------ Source excerpt ------

Commercial photography allows for a high level of creative control. Lighting, styling, composition, and post-production are all carefully managed to present the subject in the most effective way for the brand’s objectives. Because different businesses aim to evoke different emotions, commercial photography can vary widely in style, tone, and execution.
What Is Editorial Photography?
Editorial photography serves a very different purpose. Rather than promoting a product or service, editorial photography is used to tell a story. It commonly appears in newspapers, magazines, online publications, and digital journalism, where the aim is to inform, document, or illustrate a narrative.
Editorial images are created to support articles, features, or opinion pieces. The focus is on context, authenticity, and storytelling rather than persuasion. This type of photography includes areas such as photojournalism, documentary photography, sports photography, and editorial portraiture.
Unlike commercial photography, editorial photography has strict ethical and creative boundaries. Images are expected to reflect reality as it is, without heavy manipulation or staging. The photographer’s role is to observe and capture events truthfully rather than shape the scene to fit a marketing objective.
Key Differences Between Commercial and Editorial Photography
The most important difference between commercial and editorial photography is intent. Commercial photography exists to promote, market, and sell, while editorial photography exists to inform, document, and tell stories.

------

### Exercise task:
From the text on commercial and editorial photography, extract the part that opens with the words containing "Editorial images are" and closes with "a marketing objective.", copying it word for word.

------ Entries supplied ------

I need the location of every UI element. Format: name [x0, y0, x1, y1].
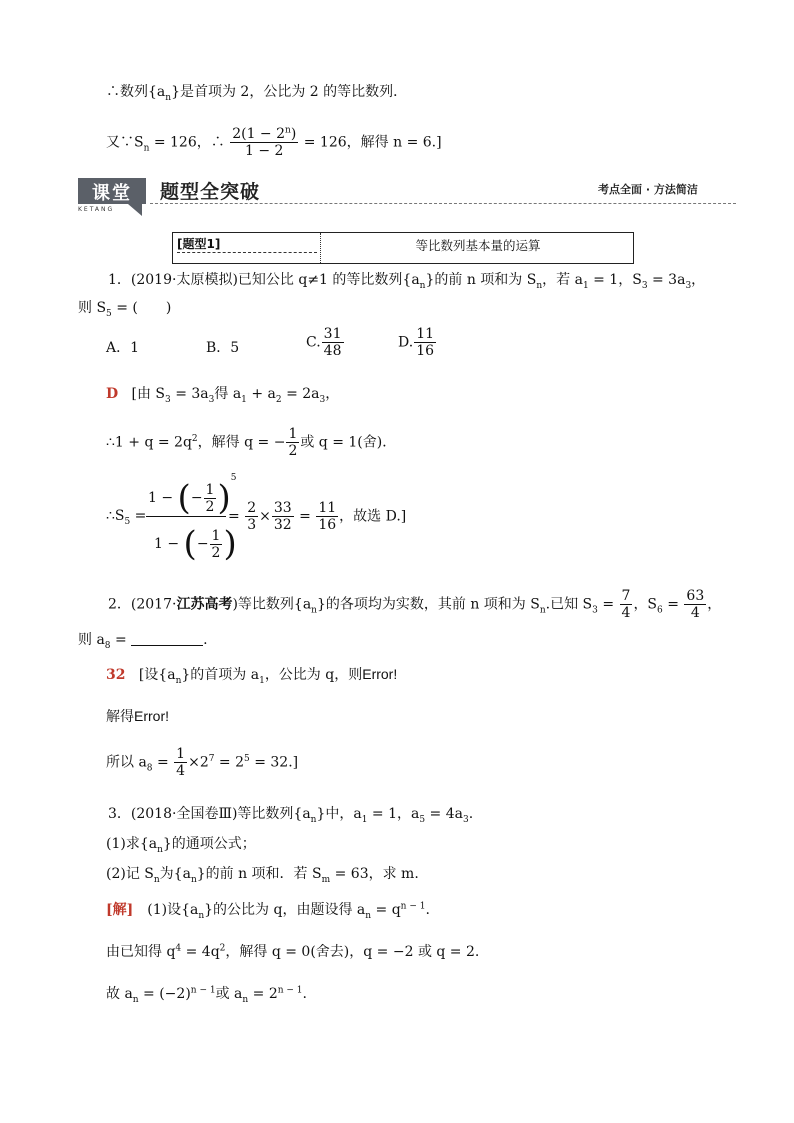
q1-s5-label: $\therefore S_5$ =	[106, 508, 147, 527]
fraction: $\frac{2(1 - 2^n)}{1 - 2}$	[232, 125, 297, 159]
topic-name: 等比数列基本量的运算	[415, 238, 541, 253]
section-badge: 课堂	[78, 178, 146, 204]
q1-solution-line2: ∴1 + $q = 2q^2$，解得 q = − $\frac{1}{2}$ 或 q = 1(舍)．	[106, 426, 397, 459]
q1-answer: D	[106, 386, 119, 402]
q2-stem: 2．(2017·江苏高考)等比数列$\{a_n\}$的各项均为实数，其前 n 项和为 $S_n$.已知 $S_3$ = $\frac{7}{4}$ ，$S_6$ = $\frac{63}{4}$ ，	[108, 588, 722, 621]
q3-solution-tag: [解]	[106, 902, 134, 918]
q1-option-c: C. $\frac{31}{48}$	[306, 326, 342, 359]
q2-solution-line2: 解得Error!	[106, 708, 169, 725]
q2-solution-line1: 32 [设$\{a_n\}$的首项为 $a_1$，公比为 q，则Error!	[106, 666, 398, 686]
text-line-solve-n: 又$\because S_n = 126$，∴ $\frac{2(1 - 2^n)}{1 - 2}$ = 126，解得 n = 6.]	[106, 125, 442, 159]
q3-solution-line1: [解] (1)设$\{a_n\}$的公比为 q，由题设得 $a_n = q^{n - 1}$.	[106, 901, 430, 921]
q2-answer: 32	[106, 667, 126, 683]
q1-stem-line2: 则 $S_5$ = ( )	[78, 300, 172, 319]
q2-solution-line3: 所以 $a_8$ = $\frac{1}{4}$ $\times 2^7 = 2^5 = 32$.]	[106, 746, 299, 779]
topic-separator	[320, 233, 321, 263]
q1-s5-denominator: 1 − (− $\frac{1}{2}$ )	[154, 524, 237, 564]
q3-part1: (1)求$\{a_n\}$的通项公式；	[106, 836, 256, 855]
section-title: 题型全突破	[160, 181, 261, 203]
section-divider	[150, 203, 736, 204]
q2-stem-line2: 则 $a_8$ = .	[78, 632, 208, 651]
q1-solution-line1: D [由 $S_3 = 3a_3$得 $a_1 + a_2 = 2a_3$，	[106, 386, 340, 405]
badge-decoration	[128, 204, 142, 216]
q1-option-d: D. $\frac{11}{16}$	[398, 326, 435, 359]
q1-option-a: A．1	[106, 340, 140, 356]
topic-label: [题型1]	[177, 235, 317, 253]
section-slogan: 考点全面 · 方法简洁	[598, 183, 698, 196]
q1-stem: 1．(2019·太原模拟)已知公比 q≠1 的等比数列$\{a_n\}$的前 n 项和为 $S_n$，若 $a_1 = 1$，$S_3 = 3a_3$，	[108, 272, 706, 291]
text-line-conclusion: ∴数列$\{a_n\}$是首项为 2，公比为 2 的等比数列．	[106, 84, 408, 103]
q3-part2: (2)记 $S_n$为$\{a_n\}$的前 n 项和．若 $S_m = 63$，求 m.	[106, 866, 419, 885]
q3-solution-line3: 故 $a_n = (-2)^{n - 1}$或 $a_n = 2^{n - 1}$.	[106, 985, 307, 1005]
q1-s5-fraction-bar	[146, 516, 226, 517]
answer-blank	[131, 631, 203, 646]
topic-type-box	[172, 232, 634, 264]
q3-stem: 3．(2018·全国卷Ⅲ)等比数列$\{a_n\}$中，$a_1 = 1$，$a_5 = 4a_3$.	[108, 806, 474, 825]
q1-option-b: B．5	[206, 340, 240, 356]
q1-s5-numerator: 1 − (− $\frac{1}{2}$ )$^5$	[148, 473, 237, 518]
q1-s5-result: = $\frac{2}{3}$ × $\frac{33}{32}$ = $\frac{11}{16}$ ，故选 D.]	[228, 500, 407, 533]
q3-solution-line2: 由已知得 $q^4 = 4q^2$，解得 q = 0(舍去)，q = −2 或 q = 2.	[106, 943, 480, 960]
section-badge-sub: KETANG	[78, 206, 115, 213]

------
------ Entries supplied ------

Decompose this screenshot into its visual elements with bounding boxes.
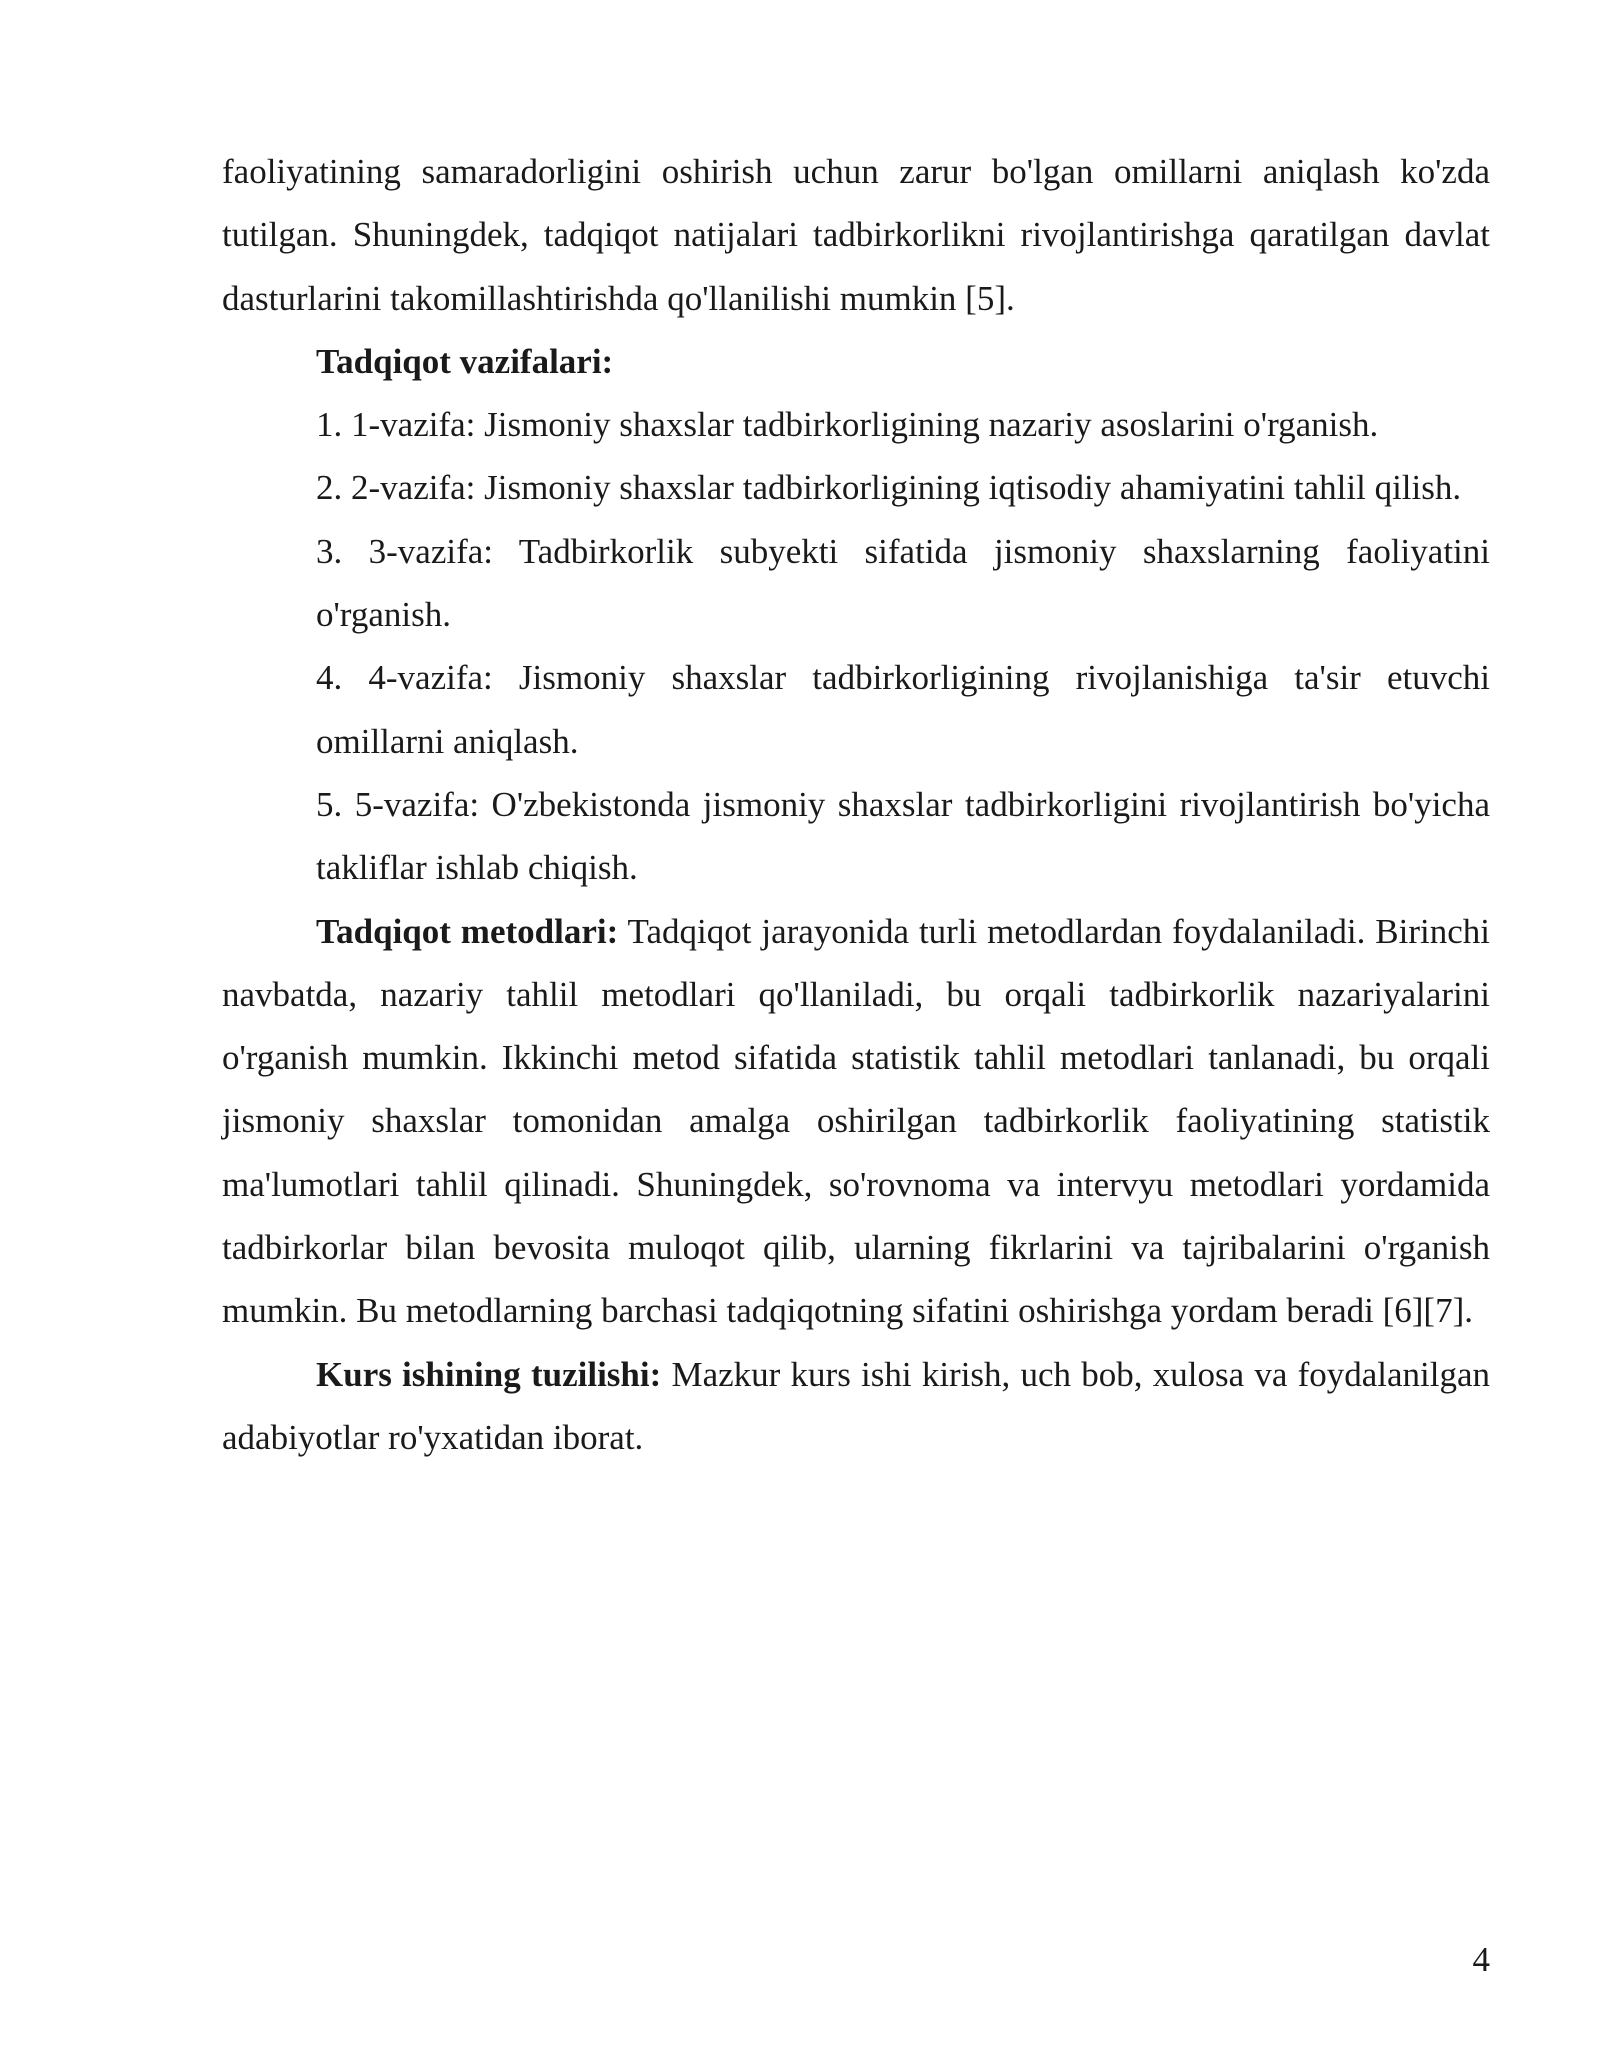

------

### Complete output:
Editorial images are created to support articles, features, or opinion pieces. The focus is on context, authenticity, and storytelling rather than persuasion. This type of photography includes areas such as photojournalism, documentary photography, sports photography, and editorial portraiture.
Unlike commercial photography, editorial photography has strict ethical and creative boundaries. Images are expected to reflect reality as it is, without heavy manipulation or staging. The photographer’s role is to observe and capture events truthfully rather than shape the scene to fit a marketing objective.